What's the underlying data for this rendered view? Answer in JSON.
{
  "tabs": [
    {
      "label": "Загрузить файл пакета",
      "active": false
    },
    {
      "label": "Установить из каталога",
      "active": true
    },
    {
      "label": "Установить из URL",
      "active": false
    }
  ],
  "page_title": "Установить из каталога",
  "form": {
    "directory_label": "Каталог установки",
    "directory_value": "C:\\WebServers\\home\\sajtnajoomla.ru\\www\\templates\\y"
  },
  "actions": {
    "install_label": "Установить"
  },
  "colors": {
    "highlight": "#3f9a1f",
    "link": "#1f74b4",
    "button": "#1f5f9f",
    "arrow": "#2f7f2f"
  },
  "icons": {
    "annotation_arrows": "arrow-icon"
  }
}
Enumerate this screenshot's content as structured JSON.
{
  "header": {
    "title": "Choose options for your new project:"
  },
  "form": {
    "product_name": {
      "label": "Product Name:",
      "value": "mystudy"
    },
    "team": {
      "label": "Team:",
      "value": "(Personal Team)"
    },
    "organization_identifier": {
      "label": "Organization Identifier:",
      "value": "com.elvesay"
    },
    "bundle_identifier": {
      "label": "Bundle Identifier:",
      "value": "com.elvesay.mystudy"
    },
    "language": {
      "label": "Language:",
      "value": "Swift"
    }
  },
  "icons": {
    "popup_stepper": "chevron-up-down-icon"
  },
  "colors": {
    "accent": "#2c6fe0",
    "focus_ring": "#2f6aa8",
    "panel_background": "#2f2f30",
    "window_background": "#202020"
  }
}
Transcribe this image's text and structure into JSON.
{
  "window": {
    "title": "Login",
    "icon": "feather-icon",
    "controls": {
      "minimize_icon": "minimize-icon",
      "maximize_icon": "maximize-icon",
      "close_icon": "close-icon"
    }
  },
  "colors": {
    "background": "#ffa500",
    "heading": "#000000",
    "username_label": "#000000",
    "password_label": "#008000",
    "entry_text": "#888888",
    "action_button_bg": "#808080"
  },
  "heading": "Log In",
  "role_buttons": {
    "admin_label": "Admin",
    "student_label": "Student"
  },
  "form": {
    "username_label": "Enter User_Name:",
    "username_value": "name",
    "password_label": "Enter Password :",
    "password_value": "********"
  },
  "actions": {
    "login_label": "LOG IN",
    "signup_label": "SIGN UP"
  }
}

Direction: Copy each line above that contains the word "Enter".

Task result:
    "username_label": "Enter User_Name:",
    "password_label": "Enter Password :",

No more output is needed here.